— Listing —
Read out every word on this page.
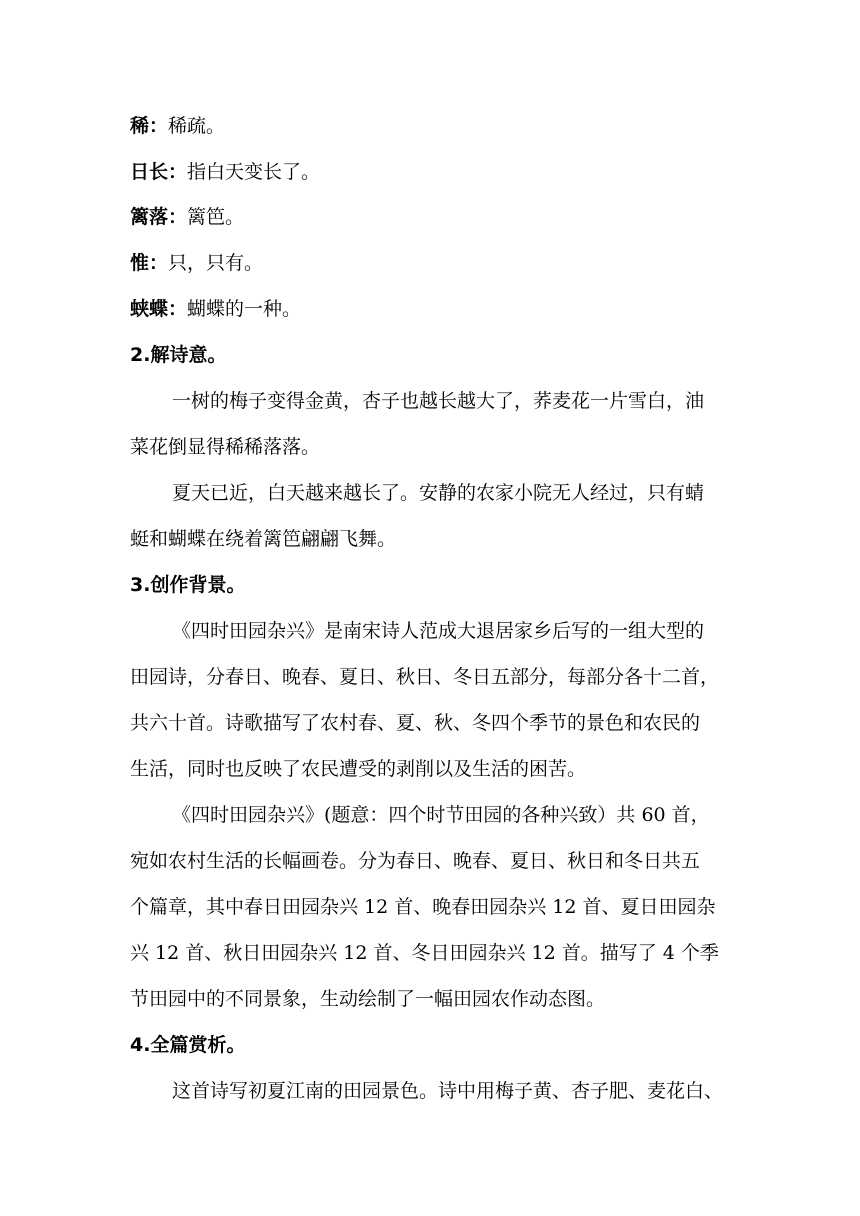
稀：稀疏。

日长：指白天变长了。

篱落：篱笆。

惟：只，只有。

蛱蝶：蝴蝶的一种。

2.解诗意。

一树的梅子变得金黄，杏子也越长越大了，荞麦花一片雪白，油

菜花倒显得稀稀落落。

夏天已近，白天越来越长了。安静的农家小院无人经过，只有蜻

蜓和蝴蝶在绕着篱笆翩翩飞舞。

3.创作背景。

《四时田园杂兴》是南宋诗人范成大退居家乡后写的一组大型的

田园诗，分春日、晚春、夏日、秋日、冬日五部分，每部分各十二首，

共六十首。诗歌描写了农村春、夏、秋、冬四个季节的景色和农民的

生活，同时也反映了农民遭受的剥削以及生活的困苦。

《四时田园杂兴》(题意：四个时节田园的各种兴致）共 60 首，

宛如农村生活的长幅画卷。分为春日、晚春、夏日、秋日和冬日共五

个篇章，其中春日田园杂兴 12 首、晚春田园杂兴 12 首、夏日田园杂

兴 12 首、秋日田园杂兴 12 首、冬日田园杂兴 12 首。描写了 4 个季

节田园中的不同景象，生动绘制了一幅田园农作动态图。

4.全篇赏析。

这首诗写初夏江南的田园景色。诗中用梅子黄、杏子肥、麦花白、
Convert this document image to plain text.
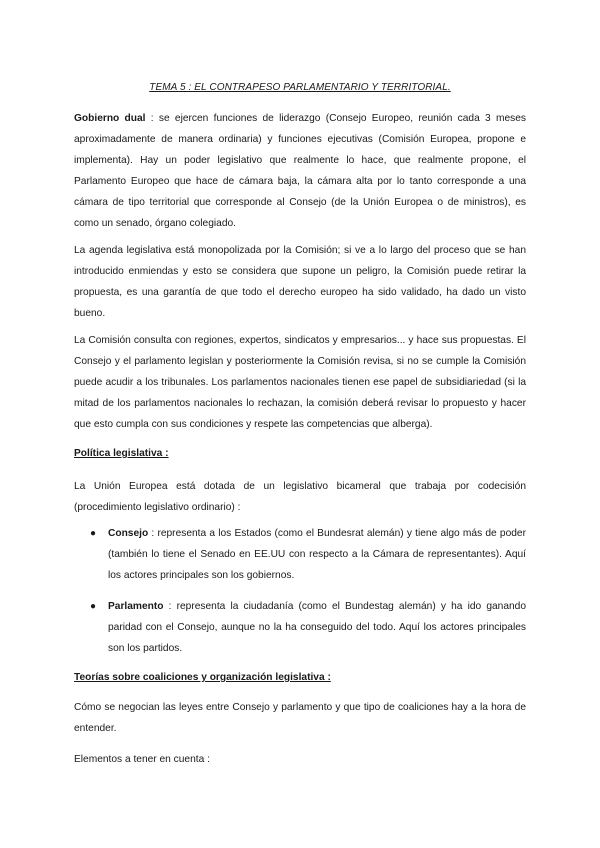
TEMA 5 : EL CONTRAPESO PARLAMENTARIO Y TERRITORIAL.

Gobierno dual : se ejercen funciones de liderazgo (Consejo Europeo, reunión cada 3 meses aproximadamente de manera ordinaria) y funciones ejecutivas (Comisión Europea, propone e implementa). Hay un poder legislativo que realmente lo hace, que realmente propone, el Parlamento Europeo que hace de cámara baja, la cámara alta por lo tanto corresponde a una cámara de tipo territorial que corresponde al Consejo (de la Unión Europea o de ministros), es como un senado, órgano colegiado.

La agenda legislativa está monopolizada por la Comisión; si ve a lo largo del proceso que se han introducido enmiendas y esto se considera que supone un peligro, la Comisión puede retirar la propuesta, es una garantía de que todo el derecho europeo ha sido validado, ha dado un visto bueno.

La Comisión consulta con regiones, expertos, sindicatos y empresarios... y hace sus propuestas. El Consejo y el parlamento legislan y posteriormente la Comisión revisa, si no se cumple la Comisión puede acudir a los tribunales. Los parlamentos nacionales tienen ese papel de subsidiariedad (si la mitad de los parlamentos nacionales lo rechazan, la comisión deberá revisar lo propuesto y hacer que esto cumpla con sus condiciones y respete las competencias que alberga).

Política legislativa :

La Unión Europea está dotada de un legislativo bicameral que trabaja por codecisión (procedimiento legislativo ordinario) :

● Consejo : representa a los Estados (como el Bundesrat alemán) y tiene algo más de poder (también lo tiene el Senado en EE.UU con respecto a la Cámara de representantes). Aquí los actores principales son los gobiernos.

● Parlamento : representa la ciudadanía (como el Bundestag alemán) y ha ido ganando paridad con el Consejo, aunque no la ha conseguido del todo. Aquí los actores principales son los partidos.

Teorías sobre coaliciones y organización legislativa :

Cómo se negocian las leyes entre Consejo y parlamento y que tipo de coaliciones hay a la hora de entender.

Elementos a tener en cuenta :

— Given instruction —
Each line above that holds the string "poder" should be copied and shown.

— Full output —
Gobierno dual : se ejercen funciones de liderazgo (Consejo Europeo, reunión cada 3 meses aproximadamente de manera ordinaria) y funciones ejecutivas (Comisión Europea, propone e implementa). Hay un poder legislativo que realmente lo hace, que realmente propone, el Parlamento Europeo que hace de cámara baja, la cámara alta por lo tanto corresponde a una cámara de tipo territorial que corresponde al Consejo (de la Unión Europea o de ministros), es como un senado, órgano colegiado.
● Consejo : representa a los Estados (como el Bundesrat alemán) y tiene algo más de poder (también lo tiene el Senado en EE.UU con respecto a la Cámara de representantes). Aquí los actores principales son los gobiernos.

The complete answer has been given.